Stored records:
______________________________

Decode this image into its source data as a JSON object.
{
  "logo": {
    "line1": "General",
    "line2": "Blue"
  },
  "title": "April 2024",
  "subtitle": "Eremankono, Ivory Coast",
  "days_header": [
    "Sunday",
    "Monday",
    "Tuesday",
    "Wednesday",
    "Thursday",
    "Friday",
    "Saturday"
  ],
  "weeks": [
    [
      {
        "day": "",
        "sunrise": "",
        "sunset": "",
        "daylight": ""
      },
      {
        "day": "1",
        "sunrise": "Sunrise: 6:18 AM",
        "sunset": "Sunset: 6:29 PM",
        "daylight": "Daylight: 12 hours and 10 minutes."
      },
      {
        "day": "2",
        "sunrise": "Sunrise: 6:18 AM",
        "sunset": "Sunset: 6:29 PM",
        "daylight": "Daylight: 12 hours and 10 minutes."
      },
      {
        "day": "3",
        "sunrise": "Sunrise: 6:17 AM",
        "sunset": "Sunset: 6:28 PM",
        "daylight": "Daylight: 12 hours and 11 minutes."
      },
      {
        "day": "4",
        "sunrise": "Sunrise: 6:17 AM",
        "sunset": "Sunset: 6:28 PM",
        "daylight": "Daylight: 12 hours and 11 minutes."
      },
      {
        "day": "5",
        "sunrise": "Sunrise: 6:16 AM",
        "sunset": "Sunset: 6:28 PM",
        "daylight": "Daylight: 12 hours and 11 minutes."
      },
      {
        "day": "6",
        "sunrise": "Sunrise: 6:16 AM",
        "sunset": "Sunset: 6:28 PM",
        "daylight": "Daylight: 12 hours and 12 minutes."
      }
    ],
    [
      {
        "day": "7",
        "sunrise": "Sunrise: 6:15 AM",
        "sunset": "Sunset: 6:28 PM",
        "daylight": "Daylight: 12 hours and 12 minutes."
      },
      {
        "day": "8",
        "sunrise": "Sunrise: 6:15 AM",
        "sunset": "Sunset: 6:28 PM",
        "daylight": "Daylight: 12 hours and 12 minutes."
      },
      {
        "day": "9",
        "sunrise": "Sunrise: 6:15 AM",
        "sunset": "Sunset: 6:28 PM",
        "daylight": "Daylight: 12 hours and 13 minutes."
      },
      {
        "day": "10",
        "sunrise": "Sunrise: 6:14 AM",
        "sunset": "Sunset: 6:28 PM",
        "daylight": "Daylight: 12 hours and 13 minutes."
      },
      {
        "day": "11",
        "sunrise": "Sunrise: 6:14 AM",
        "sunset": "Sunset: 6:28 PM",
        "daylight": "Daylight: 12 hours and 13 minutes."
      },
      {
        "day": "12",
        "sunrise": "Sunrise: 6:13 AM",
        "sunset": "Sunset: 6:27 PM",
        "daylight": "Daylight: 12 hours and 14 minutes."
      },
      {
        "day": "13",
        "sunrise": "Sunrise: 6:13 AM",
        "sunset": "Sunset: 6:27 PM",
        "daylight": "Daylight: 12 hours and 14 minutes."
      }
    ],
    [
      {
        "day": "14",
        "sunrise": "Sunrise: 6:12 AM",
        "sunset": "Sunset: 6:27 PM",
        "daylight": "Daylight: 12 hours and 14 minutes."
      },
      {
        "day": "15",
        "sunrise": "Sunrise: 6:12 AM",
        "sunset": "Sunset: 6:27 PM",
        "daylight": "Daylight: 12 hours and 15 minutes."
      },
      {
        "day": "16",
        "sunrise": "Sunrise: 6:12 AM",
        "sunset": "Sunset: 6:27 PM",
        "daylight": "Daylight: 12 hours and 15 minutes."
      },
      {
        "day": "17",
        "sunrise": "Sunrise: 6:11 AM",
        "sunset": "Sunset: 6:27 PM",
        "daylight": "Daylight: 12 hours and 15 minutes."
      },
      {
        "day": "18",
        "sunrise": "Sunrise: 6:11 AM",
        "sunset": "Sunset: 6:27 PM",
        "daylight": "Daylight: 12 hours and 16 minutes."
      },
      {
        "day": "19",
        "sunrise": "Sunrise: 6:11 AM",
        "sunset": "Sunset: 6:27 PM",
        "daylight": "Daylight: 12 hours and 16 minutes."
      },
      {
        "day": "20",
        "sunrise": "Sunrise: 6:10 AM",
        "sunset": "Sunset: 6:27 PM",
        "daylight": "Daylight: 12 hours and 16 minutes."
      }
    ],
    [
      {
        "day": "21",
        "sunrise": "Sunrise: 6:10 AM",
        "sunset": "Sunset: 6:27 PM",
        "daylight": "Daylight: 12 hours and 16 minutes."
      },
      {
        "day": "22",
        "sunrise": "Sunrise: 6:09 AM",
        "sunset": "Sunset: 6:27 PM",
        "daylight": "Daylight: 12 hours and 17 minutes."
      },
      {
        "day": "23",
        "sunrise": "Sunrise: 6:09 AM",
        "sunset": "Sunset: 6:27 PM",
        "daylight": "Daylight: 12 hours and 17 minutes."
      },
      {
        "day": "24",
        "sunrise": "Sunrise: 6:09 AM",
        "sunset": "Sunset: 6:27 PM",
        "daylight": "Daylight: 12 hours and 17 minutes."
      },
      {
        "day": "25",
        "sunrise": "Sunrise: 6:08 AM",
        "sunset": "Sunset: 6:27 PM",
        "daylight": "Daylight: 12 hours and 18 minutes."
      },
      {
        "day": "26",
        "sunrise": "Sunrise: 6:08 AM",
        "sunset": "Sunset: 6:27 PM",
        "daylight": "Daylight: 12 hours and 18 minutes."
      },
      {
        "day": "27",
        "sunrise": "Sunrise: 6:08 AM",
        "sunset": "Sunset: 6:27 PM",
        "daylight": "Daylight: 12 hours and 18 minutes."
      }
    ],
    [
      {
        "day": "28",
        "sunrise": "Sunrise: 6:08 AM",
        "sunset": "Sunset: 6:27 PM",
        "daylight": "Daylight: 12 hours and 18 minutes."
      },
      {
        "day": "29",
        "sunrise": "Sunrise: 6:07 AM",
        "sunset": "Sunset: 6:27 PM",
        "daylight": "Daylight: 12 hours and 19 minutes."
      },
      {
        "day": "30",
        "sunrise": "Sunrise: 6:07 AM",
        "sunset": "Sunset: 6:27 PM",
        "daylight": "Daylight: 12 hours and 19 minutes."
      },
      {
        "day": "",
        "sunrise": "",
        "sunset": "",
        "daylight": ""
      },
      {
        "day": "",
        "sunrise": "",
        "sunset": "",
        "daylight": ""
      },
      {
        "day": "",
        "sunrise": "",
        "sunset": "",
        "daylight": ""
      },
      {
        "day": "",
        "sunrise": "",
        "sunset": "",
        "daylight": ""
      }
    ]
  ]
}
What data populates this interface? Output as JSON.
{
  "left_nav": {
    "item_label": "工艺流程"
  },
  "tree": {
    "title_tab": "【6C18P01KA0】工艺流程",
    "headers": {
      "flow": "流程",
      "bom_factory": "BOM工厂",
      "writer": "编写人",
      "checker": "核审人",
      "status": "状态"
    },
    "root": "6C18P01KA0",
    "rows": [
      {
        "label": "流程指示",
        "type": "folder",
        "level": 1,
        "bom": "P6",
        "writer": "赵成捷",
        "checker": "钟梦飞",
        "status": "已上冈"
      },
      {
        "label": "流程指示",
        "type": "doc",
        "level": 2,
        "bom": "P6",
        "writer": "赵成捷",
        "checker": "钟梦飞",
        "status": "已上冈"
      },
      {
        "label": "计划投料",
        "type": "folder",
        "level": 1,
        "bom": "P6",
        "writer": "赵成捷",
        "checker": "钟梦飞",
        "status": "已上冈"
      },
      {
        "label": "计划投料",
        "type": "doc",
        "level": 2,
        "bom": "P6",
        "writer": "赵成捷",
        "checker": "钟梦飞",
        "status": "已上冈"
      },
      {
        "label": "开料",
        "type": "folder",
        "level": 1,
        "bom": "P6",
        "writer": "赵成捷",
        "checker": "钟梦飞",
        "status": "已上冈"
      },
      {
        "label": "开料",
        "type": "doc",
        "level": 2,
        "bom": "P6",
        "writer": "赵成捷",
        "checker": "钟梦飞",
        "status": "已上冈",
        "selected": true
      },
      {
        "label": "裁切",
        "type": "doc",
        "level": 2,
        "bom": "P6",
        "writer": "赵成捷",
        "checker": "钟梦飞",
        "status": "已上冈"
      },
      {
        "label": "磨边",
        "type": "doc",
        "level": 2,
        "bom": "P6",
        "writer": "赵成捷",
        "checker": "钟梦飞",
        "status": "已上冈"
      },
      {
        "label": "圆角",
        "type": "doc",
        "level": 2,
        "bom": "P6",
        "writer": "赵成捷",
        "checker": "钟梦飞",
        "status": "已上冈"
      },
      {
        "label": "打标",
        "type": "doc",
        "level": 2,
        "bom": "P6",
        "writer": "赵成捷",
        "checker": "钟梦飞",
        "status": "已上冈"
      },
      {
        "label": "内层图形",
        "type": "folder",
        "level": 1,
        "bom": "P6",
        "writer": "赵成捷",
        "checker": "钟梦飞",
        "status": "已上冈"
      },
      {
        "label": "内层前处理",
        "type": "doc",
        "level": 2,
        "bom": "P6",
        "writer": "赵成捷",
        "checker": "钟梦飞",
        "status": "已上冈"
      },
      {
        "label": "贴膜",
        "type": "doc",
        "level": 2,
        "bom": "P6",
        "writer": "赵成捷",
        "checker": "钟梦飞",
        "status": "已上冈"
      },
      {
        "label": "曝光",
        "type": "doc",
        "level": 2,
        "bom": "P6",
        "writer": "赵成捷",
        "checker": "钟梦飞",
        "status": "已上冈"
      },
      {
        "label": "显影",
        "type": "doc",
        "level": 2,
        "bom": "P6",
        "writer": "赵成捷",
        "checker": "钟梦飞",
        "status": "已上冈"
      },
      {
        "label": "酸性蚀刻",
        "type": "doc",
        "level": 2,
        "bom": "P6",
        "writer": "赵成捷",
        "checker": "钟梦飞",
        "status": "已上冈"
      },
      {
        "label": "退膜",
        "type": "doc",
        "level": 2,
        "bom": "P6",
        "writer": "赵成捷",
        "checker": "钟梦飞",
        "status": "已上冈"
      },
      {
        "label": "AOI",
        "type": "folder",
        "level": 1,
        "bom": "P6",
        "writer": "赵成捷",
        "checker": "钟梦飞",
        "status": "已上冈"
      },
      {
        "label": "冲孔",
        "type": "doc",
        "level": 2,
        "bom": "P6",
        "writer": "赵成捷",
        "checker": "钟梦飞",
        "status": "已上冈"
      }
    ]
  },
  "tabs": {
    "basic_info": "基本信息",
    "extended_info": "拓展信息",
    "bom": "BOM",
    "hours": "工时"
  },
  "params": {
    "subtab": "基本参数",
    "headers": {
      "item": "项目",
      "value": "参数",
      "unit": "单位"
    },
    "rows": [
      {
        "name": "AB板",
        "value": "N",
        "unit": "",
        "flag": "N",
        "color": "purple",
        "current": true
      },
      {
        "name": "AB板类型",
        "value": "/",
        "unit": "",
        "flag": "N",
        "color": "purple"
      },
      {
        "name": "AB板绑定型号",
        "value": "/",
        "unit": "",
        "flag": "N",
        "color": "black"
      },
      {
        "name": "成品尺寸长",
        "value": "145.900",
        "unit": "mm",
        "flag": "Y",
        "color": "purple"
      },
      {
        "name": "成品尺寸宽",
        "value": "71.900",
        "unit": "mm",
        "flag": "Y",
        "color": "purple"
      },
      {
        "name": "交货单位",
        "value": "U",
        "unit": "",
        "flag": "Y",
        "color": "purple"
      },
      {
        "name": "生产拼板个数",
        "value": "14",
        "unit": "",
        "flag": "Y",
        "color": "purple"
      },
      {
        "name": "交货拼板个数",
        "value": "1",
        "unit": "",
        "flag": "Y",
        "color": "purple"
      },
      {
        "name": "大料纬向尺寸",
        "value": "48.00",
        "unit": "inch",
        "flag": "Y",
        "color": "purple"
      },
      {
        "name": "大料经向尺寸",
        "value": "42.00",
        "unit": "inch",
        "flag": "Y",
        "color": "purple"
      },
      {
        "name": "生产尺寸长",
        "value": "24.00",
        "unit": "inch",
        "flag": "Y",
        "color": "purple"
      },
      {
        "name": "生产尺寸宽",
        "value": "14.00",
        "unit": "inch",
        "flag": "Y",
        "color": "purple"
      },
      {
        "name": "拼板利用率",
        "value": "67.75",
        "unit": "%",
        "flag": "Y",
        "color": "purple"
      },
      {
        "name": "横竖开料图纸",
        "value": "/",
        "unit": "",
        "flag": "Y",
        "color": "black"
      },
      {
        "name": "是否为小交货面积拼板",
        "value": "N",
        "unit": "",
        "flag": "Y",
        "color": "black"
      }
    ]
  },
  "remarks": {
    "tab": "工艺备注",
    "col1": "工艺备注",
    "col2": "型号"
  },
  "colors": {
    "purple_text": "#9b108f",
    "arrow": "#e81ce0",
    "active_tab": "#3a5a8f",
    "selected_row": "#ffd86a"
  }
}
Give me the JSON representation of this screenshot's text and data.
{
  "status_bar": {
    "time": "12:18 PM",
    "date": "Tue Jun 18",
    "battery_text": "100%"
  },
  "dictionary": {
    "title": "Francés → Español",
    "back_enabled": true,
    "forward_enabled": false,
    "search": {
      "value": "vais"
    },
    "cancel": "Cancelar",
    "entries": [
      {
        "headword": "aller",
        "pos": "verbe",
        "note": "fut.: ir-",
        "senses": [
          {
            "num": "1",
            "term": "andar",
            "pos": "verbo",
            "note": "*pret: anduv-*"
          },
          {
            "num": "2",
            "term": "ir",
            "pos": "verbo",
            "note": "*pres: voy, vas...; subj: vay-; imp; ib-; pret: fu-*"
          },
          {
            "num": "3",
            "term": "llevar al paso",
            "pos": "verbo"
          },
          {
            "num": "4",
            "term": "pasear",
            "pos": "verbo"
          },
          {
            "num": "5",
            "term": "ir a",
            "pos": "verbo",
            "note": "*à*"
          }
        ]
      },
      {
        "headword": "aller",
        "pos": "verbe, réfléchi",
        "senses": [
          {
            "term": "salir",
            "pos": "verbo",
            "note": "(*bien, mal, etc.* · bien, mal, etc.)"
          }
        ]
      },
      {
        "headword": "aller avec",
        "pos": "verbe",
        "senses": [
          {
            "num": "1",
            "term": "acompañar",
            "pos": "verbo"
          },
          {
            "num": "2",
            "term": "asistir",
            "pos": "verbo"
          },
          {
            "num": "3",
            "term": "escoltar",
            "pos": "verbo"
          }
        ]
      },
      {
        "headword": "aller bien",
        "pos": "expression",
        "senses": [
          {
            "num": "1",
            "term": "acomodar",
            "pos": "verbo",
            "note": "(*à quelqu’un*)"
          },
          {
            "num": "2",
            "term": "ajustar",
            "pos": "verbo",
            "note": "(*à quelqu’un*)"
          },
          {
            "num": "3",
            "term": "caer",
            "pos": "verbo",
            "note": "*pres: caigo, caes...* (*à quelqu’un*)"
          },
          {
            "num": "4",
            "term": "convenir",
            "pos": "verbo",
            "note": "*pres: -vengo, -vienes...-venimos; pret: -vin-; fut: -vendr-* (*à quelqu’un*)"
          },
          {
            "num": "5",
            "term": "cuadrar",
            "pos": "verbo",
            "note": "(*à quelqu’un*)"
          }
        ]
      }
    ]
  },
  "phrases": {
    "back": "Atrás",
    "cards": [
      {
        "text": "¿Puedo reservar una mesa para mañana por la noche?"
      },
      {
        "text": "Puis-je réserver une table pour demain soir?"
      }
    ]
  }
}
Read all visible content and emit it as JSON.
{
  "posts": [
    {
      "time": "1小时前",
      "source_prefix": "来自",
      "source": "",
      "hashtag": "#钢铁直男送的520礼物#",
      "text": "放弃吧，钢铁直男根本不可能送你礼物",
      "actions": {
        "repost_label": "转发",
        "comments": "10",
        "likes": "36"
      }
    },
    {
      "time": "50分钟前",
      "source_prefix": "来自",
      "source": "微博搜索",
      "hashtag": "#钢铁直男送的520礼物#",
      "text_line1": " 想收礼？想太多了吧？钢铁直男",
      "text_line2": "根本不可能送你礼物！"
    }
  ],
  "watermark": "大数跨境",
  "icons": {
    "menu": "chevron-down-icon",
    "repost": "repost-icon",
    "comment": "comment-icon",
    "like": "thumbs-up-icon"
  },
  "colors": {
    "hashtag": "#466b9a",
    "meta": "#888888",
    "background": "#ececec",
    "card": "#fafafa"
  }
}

______________________________

Requirement: Show the lines where the word "this" appears in the entries.

Right answer:
Decode this image into its source data as a JSON object.
What data populates this interface? Output as JSON.
Give me the JSON representation of this screenshot's text and data.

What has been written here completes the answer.